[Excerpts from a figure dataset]
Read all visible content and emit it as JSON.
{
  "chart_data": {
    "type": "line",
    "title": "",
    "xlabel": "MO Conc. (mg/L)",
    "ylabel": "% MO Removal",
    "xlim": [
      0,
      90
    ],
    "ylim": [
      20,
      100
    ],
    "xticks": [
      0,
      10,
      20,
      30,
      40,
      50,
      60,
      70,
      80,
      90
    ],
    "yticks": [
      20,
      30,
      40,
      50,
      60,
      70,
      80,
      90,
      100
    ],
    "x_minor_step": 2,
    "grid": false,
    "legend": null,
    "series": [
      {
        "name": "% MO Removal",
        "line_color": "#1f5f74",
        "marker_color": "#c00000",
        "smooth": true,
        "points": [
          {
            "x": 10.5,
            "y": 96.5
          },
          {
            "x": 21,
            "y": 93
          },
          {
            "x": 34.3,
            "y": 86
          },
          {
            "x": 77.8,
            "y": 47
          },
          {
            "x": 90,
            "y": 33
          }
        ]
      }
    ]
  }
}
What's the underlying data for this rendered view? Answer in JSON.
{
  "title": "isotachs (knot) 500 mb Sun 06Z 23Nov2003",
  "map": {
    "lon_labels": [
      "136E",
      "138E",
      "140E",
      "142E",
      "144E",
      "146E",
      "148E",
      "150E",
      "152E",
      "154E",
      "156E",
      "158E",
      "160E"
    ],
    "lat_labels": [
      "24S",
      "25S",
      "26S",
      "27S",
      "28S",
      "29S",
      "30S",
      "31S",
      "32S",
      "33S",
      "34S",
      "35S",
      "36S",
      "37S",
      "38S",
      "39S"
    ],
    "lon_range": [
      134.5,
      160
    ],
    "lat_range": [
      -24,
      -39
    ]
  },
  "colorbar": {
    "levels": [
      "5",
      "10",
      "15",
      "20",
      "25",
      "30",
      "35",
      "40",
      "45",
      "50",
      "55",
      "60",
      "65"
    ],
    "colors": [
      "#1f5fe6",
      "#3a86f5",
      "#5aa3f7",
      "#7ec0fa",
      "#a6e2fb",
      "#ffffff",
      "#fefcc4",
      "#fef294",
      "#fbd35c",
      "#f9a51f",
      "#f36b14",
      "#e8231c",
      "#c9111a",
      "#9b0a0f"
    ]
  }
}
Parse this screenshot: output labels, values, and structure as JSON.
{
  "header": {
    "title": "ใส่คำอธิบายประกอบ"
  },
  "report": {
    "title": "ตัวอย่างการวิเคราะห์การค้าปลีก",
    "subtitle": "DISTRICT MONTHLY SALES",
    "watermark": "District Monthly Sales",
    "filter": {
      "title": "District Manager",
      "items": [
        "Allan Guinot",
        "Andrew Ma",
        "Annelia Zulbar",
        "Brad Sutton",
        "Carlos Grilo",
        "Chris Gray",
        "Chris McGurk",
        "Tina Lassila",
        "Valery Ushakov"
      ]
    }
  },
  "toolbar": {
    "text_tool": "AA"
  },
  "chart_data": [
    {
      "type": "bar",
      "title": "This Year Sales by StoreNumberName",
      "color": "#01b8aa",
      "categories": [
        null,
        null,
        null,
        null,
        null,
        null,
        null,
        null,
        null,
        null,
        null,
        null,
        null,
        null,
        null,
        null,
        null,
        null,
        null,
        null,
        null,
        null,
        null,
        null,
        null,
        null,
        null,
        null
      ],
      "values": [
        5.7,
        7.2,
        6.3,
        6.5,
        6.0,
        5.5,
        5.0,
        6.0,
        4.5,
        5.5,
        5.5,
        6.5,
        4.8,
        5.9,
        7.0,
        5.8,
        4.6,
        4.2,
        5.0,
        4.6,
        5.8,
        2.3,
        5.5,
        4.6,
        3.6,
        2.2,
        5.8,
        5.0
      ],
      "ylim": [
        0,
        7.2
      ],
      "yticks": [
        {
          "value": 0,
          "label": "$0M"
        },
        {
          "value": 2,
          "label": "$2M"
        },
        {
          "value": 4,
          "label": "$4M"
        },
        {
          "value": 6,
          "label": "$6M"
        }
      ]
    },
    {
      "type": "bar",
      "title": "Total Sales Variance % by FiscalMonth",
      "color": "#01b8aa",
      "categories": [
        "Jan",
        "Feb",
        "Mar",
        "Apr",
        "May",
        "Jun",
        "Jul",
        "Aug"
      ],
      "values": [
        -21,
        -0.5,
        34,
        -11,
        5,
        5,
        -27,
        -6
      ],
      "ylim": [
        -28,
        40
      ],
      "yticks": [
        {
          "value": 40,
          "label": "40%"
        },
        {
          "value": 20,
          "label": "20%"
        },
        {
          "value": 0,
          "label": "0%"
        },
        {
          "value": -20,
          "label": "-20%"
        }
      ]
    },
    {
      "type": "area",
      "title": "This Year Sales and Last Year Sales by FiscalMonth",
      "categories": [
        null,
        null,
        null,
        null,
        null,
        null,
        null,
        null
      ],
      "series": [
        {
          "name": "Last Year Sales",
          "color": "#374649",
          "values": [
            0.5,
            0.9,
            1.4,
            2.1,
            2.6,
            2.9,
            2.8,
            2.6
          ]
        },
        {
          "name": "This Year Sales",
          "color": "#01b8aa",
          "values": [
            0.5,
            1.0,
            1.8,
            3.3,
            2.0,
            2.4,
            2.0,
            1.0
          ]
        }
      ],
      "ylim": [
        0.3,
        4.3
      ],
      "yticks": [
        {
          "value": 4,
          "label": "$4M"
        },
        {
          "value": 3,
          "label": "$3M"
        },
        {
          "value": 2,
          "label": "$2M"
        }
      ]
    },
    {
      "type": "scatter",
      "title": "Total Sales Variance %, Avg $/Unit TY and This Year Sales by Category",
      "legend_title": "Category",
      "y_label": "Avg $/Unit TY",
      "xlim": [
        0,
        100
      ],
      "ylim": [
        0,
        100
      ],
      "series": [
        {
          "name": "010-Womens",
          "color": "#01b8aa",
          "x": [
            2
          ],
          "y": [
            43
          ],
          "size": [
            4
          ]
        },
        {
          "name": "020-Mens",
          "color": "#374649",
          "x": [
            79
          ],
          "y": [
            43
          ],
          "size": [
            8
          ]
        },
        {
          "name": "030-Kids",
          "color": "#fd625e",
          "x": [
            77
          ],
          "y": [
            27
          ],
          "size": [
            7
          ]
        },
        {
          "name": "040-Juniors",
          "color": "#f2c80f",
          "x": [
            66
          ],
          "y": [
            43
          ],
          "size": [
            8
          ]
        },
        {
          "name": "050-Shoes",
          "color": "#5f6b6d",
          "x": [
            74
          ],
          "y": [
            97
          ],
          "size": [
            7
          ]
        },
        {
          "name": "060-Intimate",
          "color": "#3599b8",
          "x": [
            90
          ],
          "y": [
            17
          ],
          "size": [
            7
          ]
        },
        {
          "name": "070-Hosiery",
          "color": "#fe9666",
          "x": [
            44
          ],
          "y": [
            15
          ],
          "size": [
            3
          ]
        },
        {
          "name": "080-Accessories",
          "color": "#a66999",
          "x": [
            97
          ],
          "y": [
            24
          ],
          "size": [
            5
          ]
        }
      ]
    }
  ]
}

-- The problem --
State how many lines of the listing hold the string "type"; reply with the number and nothing else.

-- Solution to the exercise --
5